(Records from a collection of figures)
Begin

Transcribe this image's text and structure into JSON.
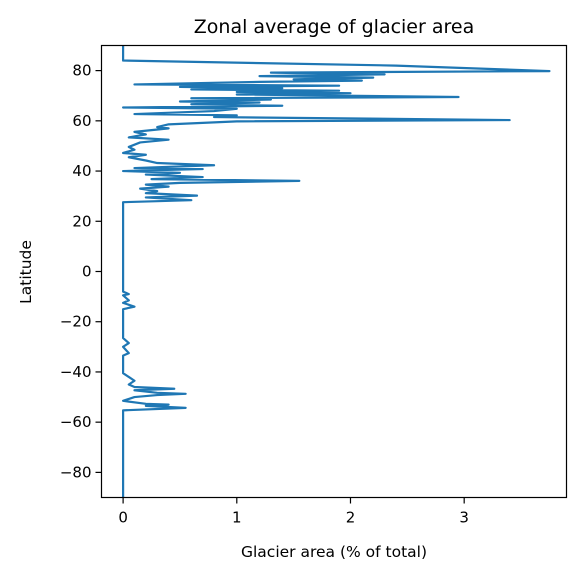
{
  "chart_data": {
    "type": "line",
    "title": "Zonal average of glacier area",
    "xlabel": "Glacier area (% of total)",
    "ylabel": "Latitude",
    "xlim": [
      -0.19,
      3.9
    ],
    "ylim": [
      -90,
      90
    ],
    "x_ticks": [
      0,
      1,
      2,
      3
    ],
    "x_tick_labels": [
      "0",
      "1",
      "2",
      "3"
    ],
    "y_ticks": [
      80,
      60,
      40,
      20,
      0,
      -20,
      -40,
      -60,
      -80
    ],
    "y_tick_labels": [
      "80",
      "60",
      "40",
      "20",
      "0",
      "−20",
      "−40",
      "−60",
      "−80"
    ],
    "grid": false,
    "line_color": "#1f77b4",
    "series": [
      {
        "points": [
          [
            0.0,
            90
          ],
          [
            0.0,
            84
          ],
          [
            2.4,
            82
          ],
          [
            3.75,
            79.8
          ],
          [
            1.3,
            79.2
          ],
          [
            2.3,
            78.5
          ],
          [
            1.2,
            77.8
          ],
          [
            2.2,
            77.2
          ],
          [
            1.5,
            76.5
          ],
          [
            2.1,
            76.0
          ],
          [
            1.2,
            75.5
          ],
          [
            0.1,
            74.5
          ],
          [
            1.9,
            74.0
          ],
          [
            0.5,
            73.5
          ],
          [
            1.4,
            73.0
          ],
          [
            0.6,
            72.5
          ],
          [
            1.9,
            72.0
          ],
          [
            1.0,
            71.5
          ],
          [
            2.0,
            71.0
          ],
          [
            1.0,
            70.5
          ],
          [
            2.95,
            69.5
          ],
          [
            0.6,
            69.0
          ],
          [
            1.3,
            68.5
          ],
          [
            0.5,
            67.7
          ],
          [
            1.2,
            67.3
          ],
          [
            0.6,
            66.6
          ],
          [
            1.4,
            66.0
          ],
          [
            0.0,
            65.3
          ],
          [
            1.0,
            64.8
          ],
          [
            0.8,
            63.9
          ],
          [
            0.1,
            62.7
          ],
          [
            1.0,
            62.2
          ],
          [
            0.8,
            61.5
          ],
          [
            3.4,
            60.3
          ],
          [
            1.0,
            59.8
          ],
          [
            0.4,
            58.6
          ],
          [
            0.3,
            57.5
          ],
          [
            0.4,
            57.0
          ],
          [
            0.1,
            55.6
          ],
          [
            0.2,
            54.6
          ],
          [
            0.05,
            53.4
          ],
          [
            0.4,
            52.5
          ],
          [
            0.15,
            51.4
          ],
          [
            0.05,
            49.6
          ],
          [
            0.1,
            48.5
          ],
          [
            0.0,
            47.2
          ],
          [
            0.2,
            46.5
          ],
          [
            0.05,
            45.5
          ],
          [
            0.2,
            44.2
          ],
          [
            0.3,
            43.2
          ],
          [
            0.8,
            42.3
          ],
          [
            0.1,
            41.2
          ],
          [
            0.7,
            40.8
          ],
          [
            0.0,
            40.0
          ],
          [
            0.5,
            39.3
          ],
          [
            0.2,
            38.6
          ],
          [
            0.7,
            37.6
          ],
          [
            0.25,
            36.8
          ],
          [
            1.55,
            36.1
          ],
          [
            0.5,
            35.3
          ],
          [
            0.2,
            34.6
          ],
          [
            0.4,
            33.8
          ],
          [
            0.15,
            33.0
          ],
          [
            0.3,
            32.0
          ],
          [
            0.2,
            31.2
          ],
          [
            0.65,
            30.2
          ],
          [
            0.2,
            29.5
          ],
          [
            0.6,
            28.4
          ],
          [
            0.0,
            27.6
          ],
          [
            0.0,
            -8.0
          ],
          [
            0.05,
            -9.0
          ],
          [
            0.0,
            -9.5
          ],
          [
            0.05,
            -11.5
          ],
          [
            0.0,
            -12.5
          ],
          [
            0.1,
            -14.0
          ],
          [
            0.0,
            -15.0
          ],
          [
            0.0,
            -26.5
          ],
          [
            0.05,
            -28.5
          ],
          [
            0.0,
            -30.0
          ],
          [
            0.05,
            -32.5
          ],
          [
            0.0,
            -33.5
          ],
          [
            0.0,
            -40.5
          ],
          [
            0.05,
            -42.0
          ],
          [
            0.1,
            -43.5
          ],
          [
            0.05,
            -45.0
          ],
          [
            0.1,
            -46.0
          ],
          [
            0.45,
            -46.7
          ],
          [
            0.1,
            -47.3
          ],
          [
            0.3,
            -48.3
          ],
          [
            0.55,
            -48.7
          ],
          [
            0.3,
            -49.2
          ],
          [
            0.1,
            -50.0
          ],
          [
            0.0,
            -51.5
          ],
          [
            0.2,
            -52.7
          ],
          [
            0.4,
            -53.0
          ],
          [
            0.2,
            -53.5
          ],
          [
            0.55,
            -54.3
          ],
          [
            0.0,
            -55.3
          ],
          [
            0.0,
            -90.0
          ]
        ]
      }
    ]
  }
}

End
Begin

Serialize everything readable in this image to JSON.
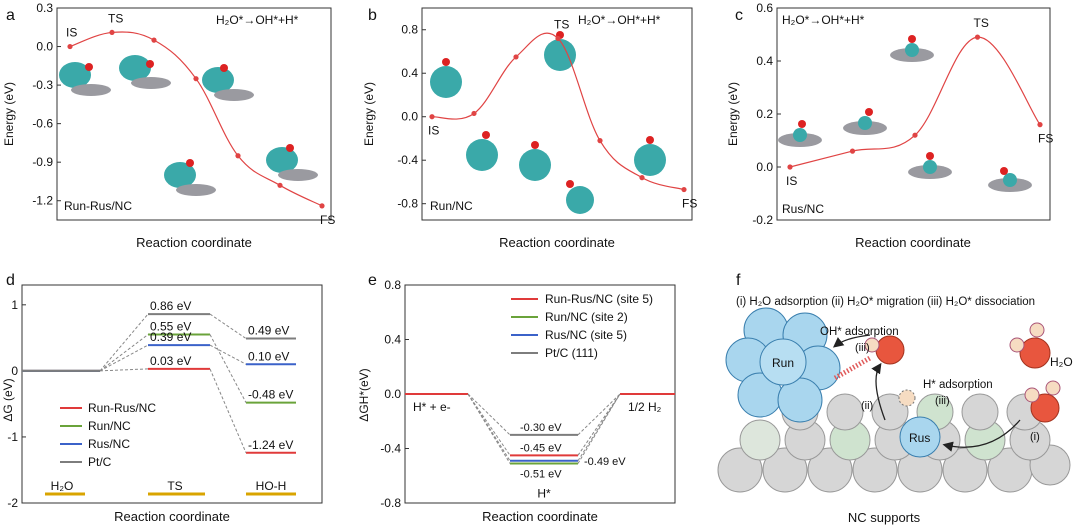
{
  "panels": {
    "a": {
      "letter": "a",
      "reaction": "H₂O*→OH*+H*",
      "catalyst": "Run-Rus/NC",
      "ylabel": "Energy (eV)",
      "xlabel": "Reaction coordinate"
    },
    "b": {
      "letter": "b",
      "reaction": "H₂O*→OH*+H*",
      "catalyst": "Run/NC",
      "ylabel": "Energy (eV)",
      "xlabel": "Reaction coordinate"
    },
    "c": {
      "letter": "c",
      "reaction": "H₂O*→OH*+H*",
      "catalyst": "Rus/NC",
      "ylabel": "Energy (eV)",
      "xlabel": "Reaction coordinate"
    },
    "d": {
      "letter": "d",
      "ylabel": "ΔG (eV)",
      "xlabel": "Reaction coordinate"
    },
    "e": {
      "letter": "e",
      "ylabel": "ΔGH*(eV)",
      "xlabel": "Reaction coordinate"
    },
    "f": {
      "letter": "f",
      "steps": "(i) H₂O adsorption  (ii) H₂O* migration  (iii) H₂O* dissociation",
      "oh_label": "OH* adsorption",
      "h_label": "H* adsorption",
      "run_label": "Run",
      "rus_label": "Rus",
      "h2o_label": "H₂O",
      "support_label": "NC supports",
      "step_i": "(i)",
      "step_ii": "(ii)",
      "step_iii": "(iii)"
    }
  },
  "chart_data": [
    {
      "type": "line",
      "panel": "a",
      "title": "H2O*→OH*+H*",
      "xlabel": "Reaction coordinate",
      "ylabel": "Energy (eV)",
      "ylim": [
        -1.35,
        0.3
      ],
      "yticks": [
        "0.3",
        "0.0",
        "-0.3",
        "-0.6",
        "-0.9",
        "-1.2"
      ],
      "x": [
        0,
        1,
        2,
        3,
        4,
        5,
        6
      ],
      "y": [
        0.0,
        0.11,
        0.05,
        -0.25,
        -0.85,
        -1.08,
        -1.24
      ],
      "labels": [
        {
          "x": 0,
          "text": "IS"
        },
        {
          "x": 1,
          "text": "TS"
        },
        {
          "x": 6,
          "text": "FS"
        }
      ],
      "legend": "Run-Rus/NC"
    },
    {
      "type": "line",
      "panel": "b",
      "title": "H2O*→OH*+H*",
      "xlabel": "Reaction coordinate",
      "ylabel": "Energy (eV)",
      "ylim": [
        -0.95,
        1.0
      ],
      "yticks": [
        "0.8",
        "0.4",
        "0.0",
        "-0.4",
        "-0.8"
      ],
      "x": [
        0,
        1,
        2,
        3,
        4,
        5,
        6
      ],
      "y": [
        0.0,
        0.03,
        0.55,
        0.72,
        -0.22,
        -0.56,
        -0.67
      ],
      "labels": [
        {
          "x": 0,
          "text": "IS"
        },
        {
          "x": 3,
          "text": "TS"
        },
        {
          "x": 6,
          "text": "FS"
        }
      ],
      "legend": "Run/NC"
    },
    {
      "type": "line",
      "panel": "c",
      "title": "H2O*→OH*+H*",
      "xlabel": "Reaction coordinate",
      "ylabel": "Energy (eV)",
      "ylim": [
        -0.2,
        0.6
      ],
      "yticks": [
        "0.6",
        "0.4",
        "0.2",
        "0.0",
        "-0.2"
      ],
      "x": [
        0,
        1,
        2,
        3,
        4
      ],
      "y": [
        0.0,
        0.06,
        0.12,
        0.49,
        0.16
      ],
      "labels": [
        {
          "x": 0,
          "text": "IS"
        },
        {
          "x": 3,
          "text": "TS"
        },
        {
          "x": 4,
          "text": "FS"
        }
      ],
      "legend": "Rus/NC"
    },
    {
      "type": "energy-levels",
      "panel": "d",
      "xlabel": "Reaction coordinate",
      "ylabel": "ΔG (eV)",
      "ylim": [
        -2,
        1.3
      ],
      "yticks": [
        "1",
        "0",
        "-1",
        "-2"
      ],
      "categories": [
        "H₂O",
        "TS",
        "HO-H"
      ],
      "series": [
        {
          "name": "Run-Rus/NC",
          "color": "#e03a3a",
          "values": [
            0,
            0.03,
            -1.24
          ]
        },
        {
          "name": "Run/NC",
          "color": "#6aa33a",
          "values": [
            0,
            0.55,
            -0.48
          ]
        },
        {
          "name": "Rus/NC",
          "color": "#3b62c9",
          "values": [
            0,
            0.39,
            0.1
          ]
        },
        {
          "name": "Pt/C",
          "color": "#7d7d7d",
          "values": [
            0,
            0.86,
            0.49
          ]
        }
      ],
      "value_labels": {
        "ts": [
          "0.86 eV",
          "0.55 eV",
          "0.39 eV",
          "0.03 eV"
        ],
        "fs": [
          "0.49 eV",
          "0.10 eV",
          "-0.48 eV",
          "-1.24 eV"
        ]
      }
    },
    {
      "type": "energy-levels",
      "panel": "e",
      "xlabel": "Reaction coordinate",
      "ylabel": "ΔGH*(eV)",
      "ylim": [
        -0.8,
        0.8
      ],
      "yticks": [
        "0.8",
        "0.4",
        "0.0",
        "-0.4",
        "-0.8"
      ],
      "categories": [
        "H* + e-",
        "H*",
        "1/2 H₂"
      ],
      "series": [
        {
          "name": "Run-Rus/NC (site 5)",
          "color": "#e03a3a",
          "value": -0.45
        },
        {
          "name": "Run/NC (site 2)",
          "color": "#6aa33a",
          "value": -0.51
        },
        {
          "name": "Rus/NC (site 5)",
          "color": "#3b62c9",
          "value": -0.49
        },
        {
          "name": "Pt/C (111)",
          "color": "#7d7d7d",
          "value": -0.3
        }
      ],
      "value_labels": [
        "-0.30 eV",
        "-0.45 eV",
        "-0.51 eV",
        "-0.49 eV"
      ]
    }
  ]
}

End
Begin

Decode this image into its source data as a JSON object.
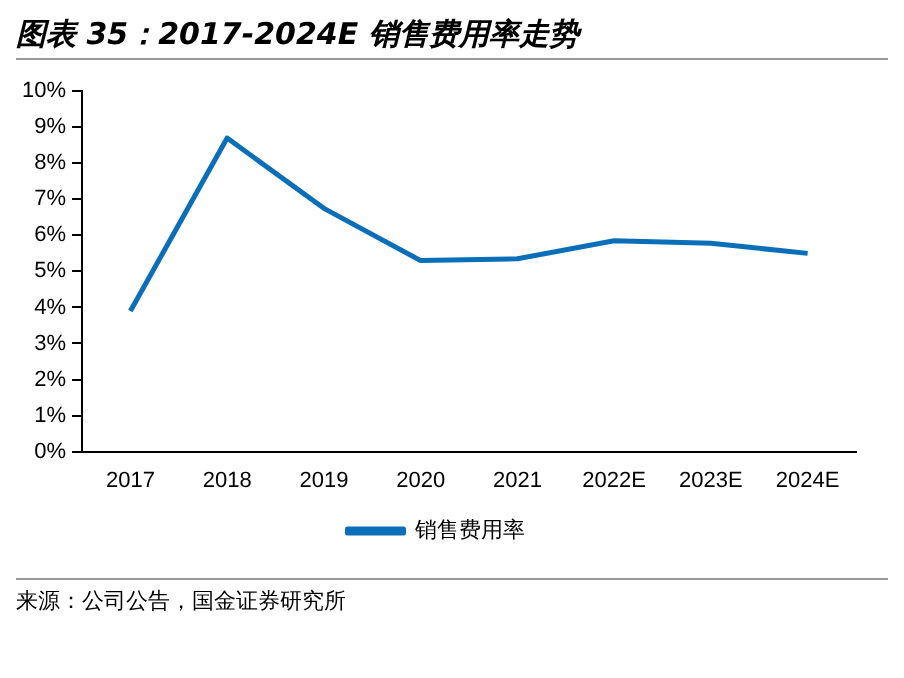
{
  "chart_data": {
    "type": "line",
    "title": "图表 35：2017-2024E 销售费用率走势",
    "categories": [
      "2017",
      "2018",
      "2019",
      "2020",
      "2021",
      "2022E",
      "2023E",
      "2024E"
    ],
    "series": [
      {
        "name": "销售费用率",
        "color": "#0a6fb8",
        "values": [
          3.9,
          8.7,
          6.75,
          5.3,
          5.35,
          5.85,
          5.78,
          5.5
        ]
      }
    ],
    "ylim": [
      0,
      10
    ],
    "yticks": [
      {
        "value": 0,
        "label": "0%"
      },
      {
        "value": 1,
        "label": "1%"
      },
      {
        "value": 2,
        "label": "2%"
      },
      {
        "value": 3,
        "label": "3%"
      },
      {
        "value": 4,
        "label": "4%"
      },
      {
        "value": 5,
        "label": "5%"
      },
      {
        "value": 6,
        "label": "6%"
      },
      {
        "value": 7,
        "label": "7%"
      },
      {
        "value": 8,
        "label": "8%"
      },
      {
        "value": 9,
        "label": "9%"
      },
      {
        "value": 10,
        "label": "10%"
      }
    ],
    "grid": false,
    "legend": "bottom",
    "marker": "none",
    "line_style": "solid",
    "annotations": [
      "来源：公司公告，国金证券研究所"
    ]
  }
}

End

▸ AIM
Which lines of the data above contain "into"? Copy each one.

▸ SOLUTION
Transcribe this image's text and structure into JSON.
Decode this image into its source data as a JSON object.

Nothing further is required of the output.